Brief A ::
In the extract on the horse racing levy below, list every number in parentheses that opens a paragraph.

START Extract

Regarding the compatibility of the measure under Article 106(2) TFEU

(53) The French authorities considered that the conditions of compatibility based on Article 106(2) TFEU were met.
(54) In particular, they considered that compensation for the performance of the public service was necessary (race prizes, for example, made up jockeys' wages) and proportionate. The percentage of the levy assigned to the horse racing companies was precisely determined on the basis of the total cost of the public service obligations and the total amount of the stakes collected from horse-race betting, which should avoid any overcompensation. Furthermore, the notification specified a mechanism for controlling overcompensation.

5.4.   

Regarding the compatibility of the measure with the principle of free movement of services

(55) The French authorities argued that the parafiscal levy did not contain any discriminatory elements because it benefited:
— In the first instance, the horse racing companies, and particularly those that constituted the PMU, the authorised betting operator. However, these companies gained no advantage, either financial or competitive, over other operators as this income was used solely and exclusively to finance the public service mission which was entrusted to them by the French authorities and which made no distinction according to the nationality of the participants in races.
— Ultimately, and indirectly, all authorised betting operators whether French or foreign. They would benefit from the positive externalities of a high-quality and highly appealing race organisation.

6.   

COMMENTS BY INTERESTED PARTIES

(56) The Commission received comments from eight interested parties. Of these, five were associations, two were the horse racing parent companies and one wished to remain anonymous (see recital (5)).

6.1.   

Comments by interested parties in support of the notified measure

(57) Six interested parties were in favour of the notified measure. They included the two horse racing parent companies which stood to benefit significantly from the measure. The main arguments put forward by the interested parties in favour of the notified measure were as follows:

6.1.1.

END Extract

Brief B ::
Print the stretch of the dataset entries that starts with the line containing "x-tick-label: 08 bbox=[972, 644, 985, 655]" and ends with the line containing "y-tick-label: 9.700 bbox=[1215, 444, 1247, 455]", including both of those lines.

START Material for the task

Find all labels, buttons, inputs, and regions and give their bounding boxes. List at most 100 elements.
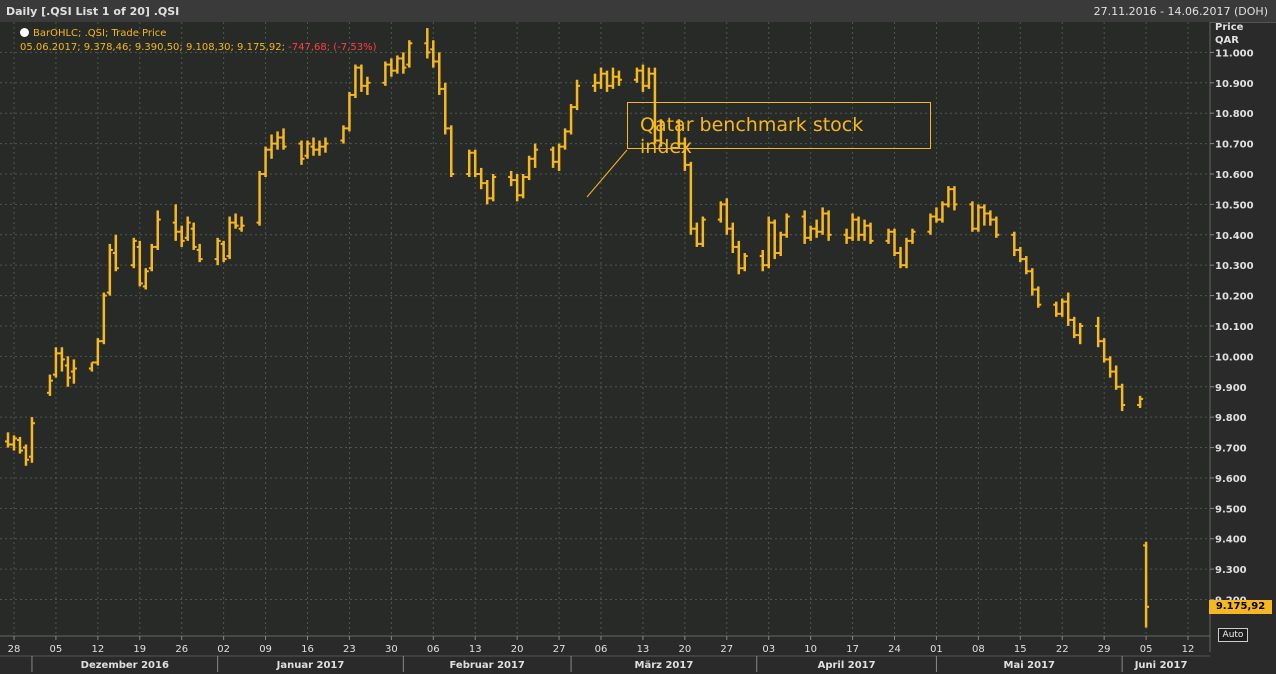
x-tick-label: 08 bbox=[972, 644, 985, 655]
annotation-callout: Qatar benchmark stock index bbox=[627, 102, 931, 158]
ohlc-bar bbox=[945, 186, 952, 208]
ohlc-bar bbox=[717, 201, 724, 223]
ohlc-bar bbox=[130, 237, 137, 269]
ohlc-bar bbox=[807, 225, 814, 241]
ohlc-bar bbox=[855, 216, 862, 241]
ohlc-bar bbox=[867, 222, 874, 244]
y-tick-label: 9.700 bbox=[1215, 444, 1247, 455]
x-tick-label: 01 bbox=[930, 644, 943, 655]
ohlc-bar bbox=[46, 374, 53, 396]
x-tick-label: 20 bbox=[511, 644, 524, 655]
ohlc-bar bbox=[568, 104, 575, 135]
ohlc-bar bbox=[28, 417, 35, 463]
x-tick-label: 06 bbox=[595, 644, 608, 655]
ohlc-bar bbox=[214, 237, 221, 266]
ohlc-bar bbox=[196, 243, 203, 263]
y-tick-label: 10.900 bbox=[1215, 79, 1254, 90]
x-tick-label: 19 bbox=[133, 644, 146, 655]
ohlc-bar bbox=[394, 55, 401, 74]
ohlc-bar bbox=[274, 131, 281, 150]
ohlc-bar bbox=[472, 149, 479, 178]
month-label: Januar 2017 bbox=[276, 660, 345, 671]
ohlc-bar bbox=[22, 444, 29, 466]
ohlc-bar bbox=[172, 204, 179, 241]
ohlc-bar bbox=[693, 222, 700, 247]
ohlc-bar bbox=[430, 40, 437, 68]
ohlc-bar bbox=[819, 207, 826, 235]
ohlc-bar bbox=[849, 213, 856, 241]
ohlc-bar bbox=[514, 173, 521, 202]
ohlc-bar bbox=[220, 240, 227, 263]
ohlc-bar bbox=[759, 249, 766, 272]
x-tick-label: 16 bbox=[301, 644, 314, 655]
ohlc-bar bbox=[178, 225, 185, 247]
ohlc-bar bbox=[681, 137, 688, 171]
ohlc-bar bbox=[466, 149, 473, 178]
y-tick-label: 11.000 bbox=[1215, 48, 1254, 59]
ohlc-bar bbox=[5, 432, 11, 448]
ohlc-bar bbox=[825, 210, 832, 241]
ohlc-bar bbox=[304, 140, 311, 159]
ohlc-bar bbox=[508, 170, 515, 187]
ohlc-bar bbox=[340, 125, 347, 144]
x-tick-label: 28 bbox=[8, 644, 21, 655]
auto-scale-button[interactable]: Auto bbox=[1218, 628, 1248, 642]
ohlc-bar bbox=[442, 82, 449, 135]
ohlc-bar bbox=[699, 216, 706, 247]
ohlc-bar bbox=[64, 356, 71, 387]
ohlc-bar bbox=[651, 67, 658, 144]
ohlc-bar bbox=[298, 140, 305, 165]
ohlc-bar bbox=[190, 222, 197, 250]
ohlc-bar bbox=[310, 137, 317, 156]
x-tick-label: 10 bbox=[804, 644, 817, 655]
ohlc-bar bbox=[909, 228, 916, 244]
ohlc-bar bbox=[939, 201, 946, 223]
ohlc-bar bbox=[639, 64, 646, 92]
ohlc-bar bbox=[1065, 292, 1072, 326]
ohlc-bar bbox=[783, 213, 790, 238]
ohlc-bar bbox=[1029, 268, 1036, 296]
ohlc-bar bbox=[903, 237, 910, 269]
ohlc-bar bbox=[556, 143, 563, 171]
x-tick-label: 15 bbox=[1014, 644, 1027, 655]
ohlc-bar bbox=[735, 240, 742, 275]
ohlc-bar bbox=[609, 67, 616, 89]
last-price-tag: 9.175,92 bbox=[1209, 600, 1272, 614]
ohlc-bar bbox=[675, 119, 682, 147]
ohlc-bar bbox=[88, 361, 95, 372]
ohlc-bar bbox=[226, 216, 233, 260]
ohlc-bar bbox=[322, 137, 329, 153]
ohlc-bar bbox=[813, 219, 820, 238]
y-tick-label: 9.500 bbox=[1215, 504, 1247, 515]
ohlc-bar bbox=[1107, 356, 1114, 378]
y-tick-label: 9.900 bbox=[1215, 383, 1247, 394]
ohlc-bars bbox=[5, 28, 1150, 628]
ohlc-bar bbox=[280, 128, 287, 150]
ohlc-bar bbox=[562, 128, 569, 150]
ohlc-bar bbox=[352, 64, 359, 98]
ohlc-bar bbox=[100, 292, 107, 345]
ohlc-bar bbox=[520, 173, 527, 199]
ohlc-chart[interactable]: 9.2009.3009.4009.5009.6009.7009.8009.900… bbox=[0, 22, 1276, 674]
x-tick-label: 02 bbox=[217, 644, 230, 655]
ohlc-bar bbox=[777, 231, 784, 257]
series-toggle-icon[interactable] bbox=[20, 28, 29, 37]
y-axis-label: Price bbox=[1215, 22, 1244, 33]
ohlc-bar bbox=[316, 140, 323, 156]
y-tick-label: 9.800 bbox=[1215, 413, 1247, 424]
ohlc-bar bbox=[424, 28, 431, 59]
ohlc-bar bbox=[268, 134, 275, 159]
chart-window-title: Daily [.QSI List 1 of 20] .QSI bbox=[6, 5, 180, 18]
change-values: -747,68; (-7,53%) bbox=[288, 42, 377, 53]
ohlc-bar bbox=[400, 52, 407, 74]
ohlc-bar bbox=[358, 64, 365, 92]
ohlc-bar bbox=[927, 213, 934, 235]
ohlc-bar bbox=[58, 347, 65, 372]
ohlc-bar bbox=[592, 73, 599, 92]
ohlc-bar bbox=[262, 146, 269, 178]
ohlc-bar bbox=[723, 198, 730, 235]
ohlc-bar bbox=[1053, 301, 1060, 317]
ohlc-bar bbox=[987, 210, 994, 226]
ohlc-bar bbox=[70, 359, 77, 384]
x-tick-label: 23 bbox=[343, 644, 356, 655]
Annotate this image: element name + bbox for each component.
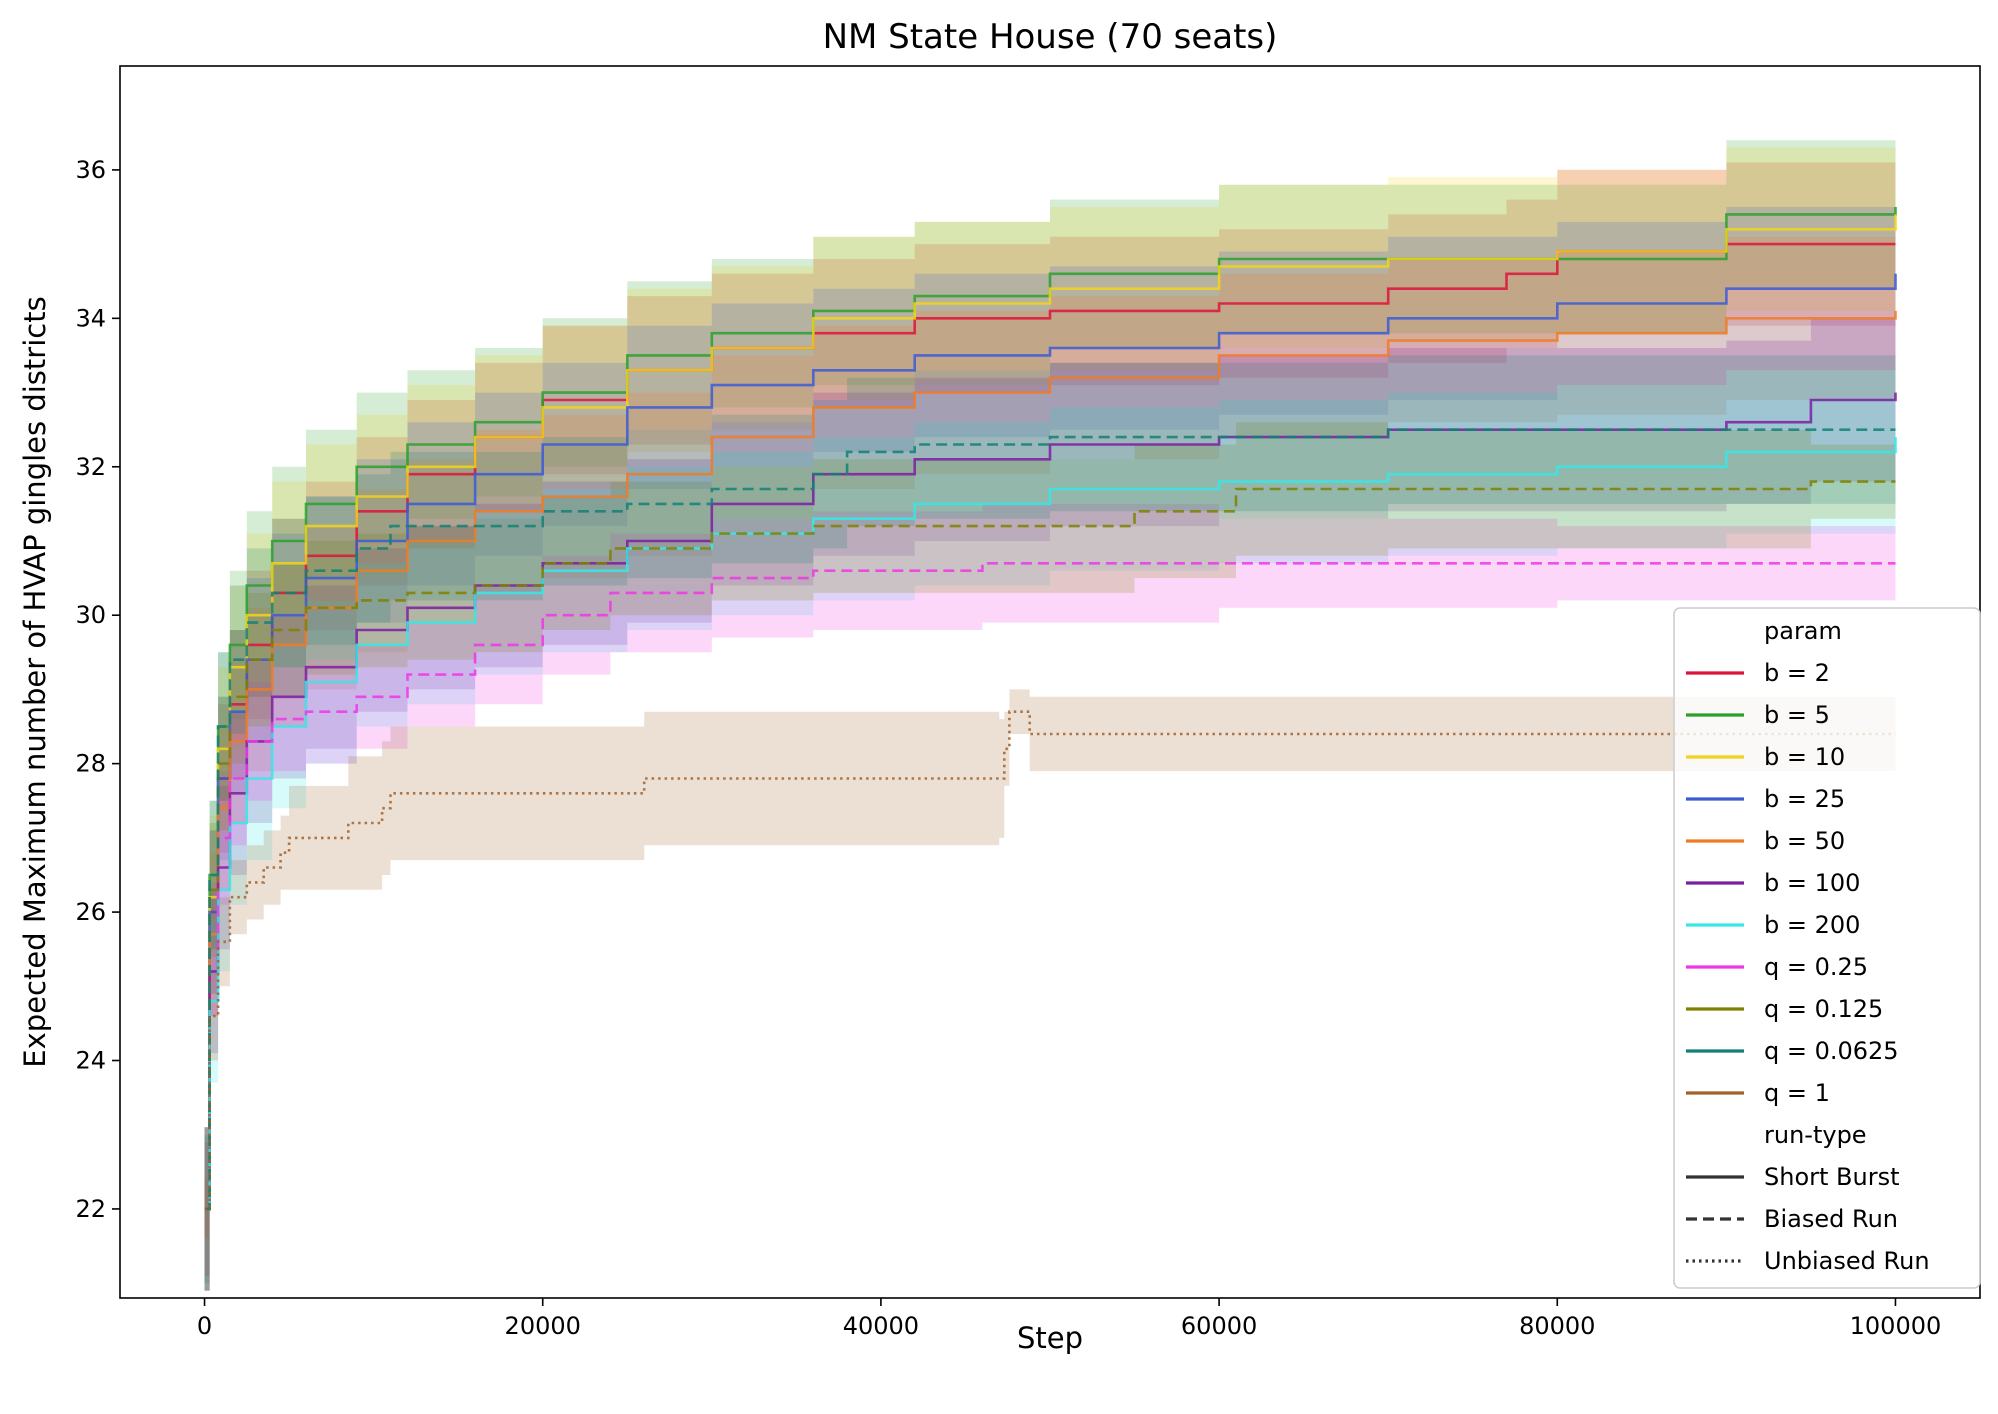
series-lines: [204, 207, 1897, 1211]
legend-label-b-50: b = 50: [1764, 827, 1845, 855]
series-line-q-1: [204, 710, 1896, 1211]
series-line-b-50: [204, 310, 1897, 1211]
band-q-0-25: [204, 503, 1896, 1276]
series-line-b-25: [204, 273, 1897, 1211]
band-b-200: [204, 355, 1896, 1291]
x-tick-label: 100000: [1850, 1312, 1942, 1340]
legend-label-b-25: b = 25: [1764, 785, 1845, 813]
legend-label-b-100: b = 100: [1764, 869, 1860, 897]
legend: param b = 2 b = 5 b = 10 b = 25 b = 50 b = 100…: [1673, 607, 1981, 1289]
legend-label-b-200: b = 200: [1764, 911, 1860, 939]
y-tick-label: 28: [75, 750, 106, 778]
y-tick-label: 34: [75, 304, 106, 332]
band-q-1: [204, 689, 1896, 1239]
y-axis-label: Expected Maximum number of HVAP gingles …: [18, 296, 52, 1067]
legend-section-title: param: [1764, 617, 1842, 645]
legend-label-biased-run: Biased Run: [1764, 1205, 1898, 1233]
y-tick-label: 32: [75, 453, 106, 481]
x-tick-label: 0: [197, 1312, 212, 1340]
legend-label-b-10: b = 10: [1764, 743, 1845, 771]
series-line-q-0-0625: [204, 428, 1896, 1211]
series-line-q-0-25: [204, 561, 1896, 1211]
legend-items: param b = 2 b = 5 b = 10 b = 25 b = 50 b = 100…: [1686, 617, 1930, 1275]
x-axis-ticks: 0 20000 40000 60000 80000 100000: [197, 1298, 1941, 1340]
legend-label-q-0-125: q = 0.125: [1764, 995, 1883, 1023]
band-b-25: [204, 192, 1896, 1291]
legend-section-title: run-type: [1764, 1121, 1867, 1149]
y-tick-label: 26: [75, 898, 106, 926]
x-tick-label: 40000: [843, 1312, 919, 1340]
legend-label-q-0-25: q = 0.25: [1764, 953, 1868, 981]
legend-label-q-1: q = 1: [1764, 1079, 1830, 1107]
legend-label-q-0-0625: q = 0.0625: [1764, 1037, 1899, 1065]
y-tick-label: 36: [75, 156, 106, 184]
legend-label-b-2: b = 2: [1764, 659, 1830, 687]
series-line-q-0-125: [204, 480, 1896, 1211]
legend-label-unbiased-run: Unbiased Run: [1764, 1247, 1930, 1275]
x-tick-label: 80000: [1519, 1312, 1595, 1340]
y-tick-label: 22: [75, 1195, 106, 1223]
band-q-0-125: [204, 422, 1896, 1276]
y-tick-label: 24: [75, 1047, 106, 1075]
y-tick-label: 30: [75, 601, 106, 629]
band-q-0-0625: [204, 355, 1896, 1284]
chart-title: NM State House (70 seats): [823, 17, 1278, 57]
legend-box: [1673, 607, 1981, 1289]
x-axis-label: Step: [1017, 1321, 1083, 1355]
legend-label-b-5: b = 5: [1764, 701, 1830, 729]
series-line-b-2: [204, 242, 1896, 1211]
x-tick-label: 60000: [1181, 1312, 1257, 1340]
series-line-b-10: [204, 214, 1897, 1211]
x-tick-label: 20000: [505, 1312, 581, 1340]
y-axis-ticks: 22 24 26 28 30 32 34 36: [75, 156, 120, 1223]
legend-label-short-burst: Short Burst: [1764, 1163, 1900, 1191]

END Material for the task

Written response A ::
(53), (54), (55), (56), (57)

Written response B ::
x-tick-label: 08 bbox=[972, 644, 985, 655]
annotation-callout: Qatar benchmark stock index bbox=[627, 102, 931, 158]
ohlc-bar bbox=[945, 186, 952, 208]
ohlc-bar bbox=[717, 201, 724, 223]
ohlc-bar bbox=[130, 237, 137, 269]
ohlc-bar bbox=[807, 225, 814, 241]
ohlc-bar bbox=[855, 216, 862, 241]
ohlc-bar bbox=[867, 222, 874, 244]
y-tick-label: 9.700 bbox=[1215, 444, 1247, 455]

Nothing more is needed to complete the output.